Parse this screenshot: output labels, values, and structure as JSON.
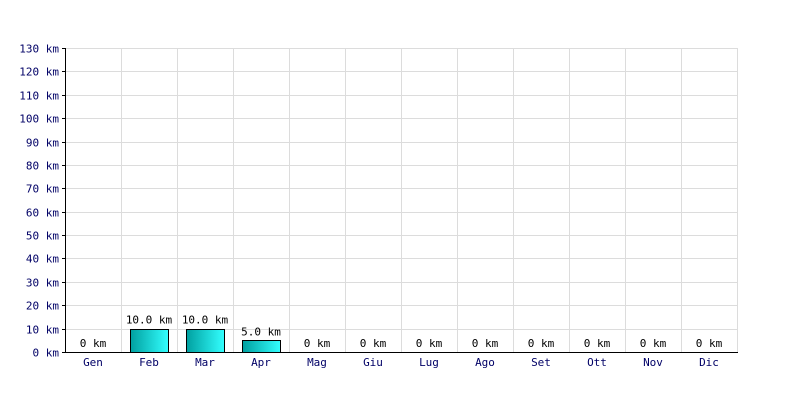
{
  "chart_data": {
    "type": "bar",
    "categories": [
      "Gen",
      "Feb",
      "Mar",
      "Apr",
      "Mag",
      "Giu",
      "Lug",
      "Ago",
      "Set",
      "Ott",
      "Nov",
      "Dic"
    ],
    "values": [
      0,
      10,
      10,
      5,
      0,
      0,
      0,
      0,
      0,
      0,
      0,
      0
    ],
    "data_labels": [
      "0 km",
      "10.0 km",
      "10.0 km",
      "5.0 km",
      "0 km",
      "0 km",
      "0 km",
      "0 km",
      "0 km",
      "0 km",
      "0 km",
      "0 km"
    ],
    "y_ticks": [
      0,
      10,
      20,
      30,
      40,
      50,
      60,
      70,
      80,
      90,
      100,
      110,
      120,
      130
    ],
    "y_tick_labels": [
      "0 km",
      "10 km",
      "20 km",
      "30 km",
      "40 km",
      "50 km",
      "60 km",
      "70 km",
      "80 km",
      "90 km",
      "100 km",
      "110 km",
      "120 km",
      "130 km"
    ],
    "ylim": [
      0,
      130
    ],
    "unit": "km",
    "grid": true,
    "title": "",
    "xlabel": "",
    "ylabel": "",
    "colors": {
      "bar_gradient_start": "#00a0a0",
      "bar_gradient_end": "#33ffff",
      "tick_text": "#000066",
      "grid": "#dcdcdc",
      "axis": "#000000"
    }
  }
}
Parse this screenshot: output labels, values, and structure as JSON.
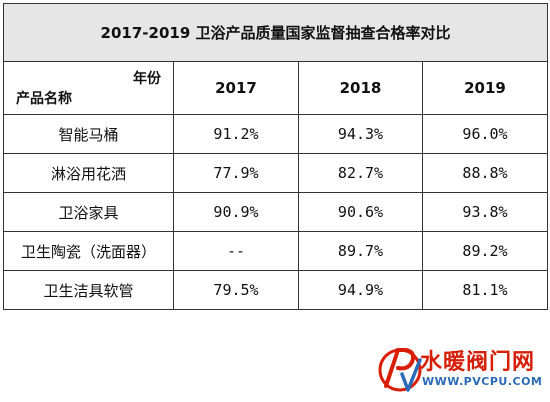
{
  "table": {
    "title": "2017-2019 卫浴产品质量国家监督抽查合格率对比",
    "corner_year_label": "年份",
    "corner_name_label": "产品名称",
    "years": [
      "2017",
      "2018",
      "2019"
    ],
    "rows": [
      {
        "product": "智能马桶",
        "values": [
          "91.2%",
          "94.3%",
          "96.0%"
        ]
      },
      {
        "product": "淋浴用花洒",
        "values": [
          "77.9%",
          "82.7%",
          "88.8%"
        ]
      },
      {
        "product": "卫浴家具",
        "values": [
          "90.9%",
          "90.6%",
          "93.8%"
        ]
      },
      {
        "product": "卫生陶瓷（洗面器）",
        "values": [
          "--",
          "89.7%",
          "89.2%"
        ]
      },
      {
        "product": "卫生洁具软管",
        "values": [
          "79.5%",
          "94.9%",
          "81.1%"
        ]
      }
    ]
  },
  "watermark": {
    "site_name": "水暖阀门网",
    "url": "WWW.PVCPU.COM",
    "brand_color": "#d81e06",
    "url_color": "#2a6ab8"
  }
}
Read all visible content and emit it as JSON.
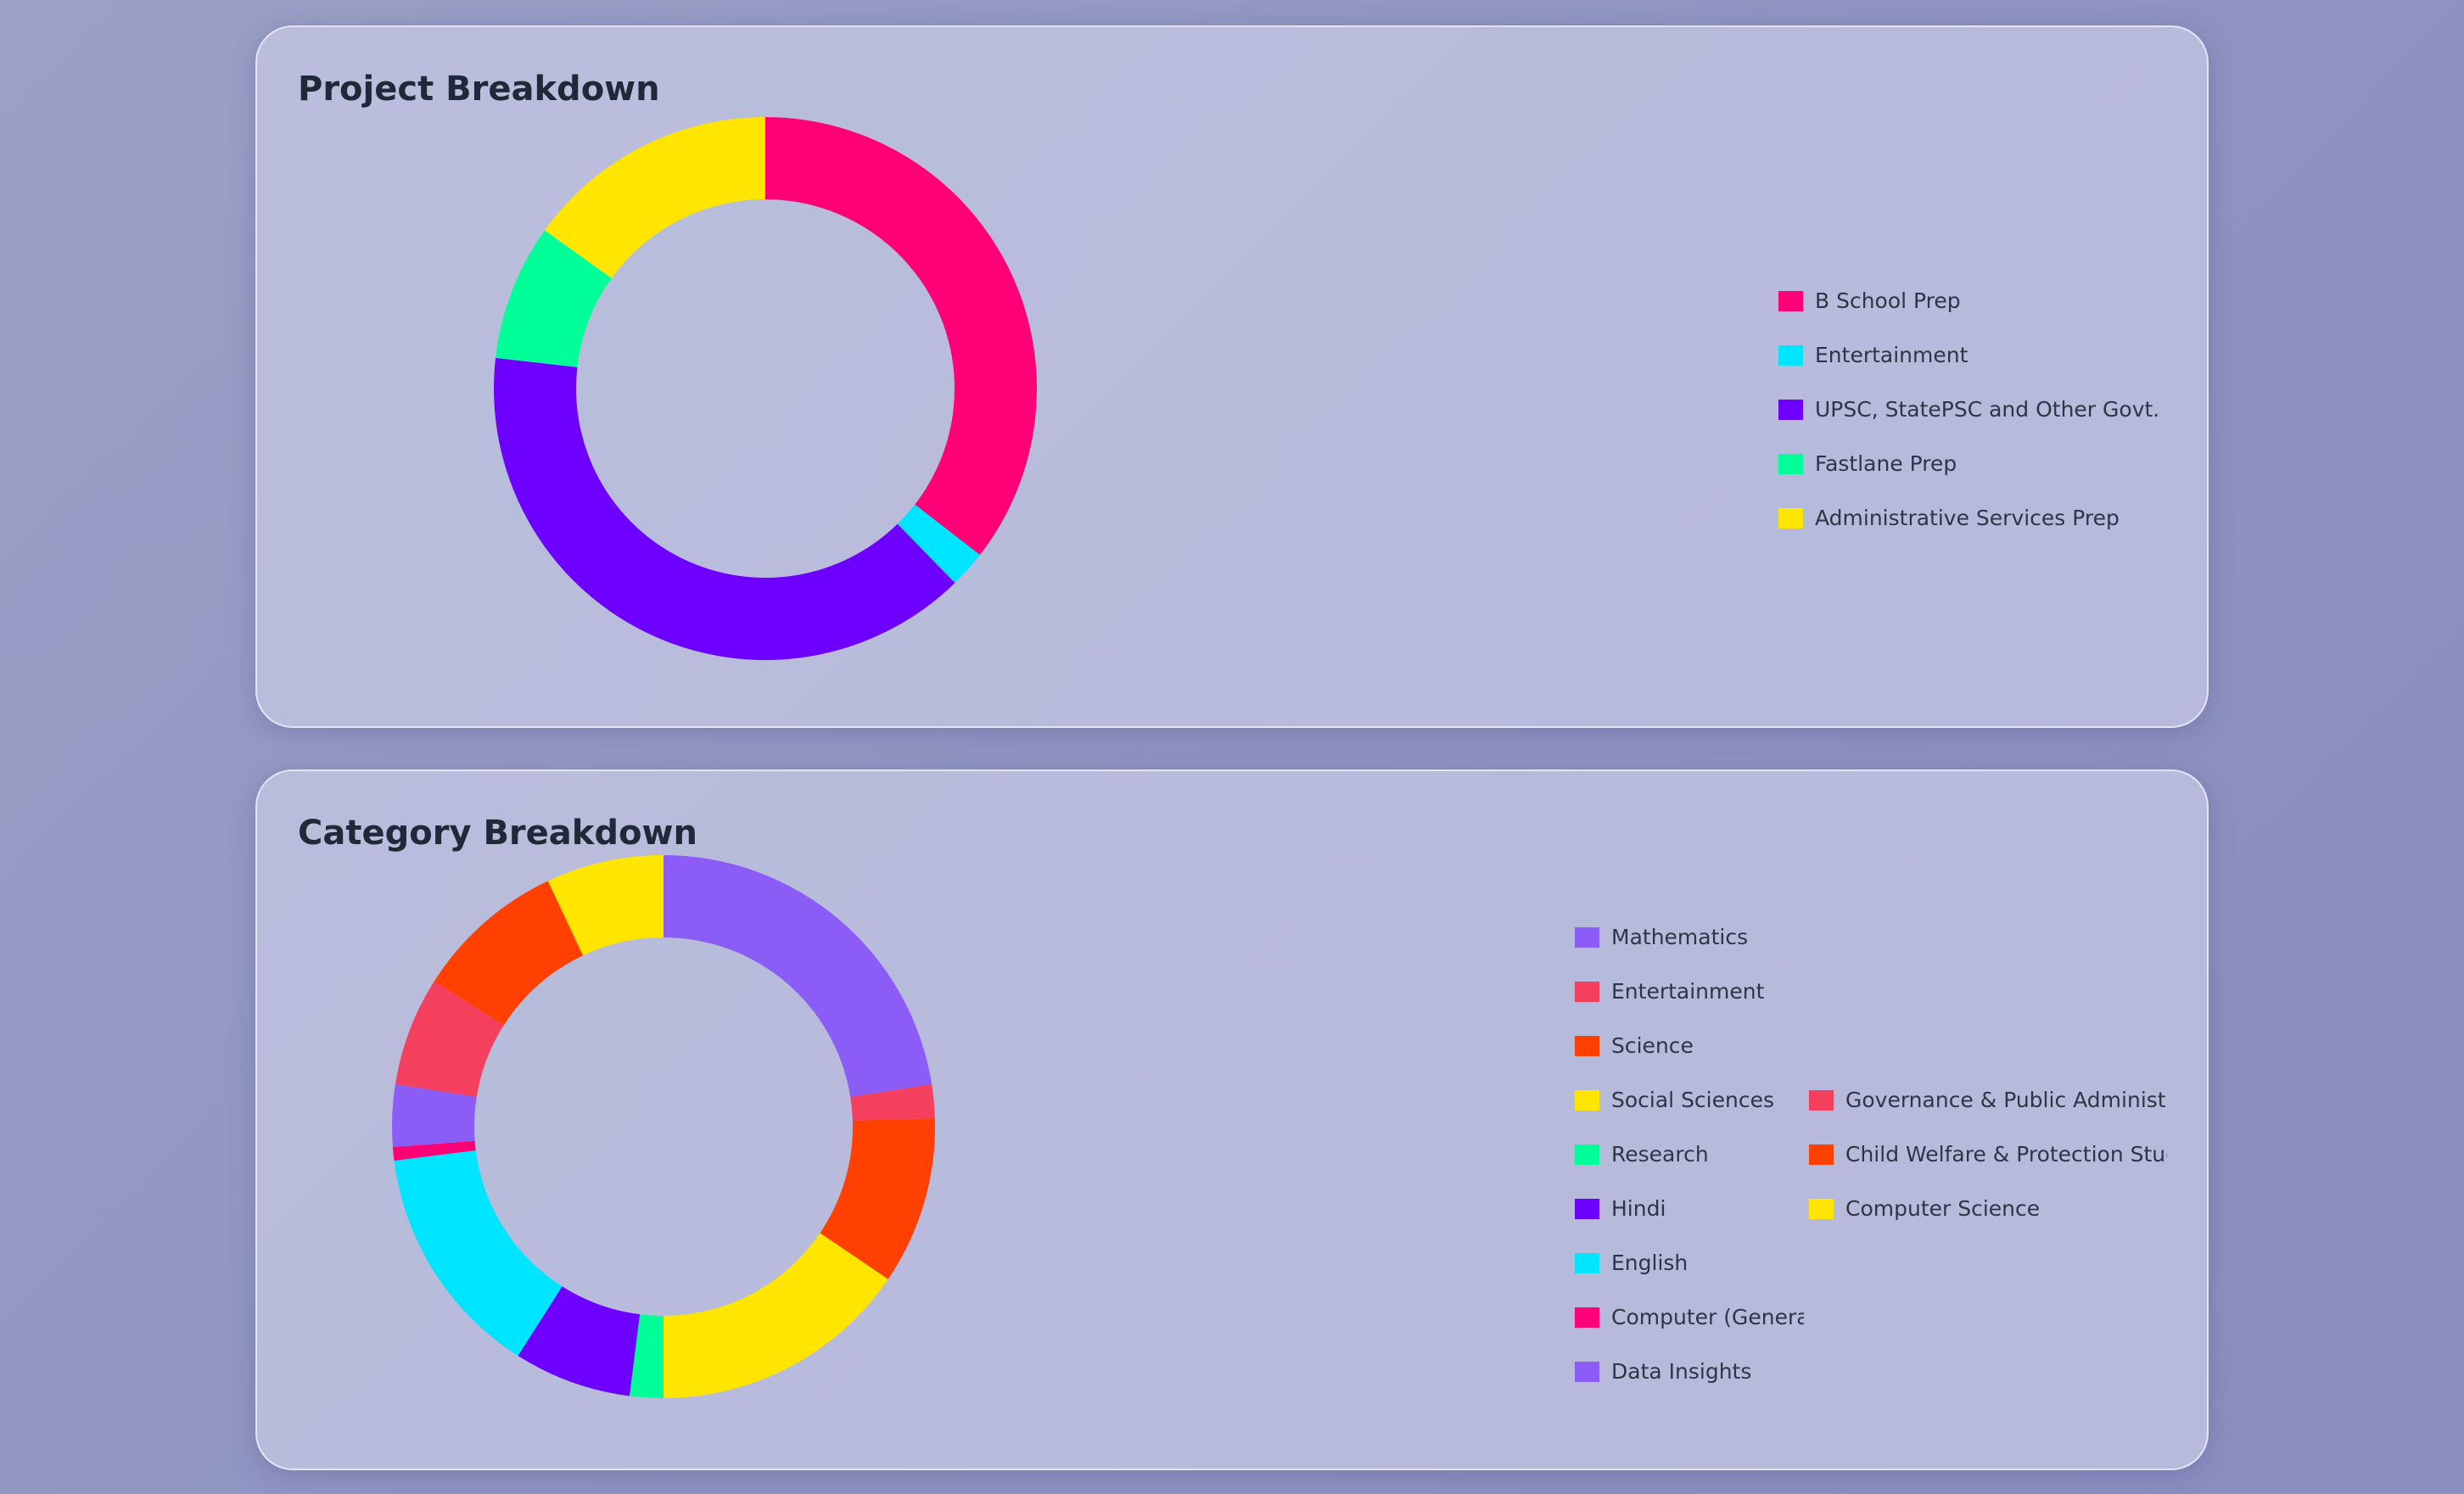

----------------

> **Stated goal**
Extract each line holding the string "title".

> **Exercise solution**
    "title": "",
    "title": "2017-2019 卫浴产品质量国家监督抽查合格率对比",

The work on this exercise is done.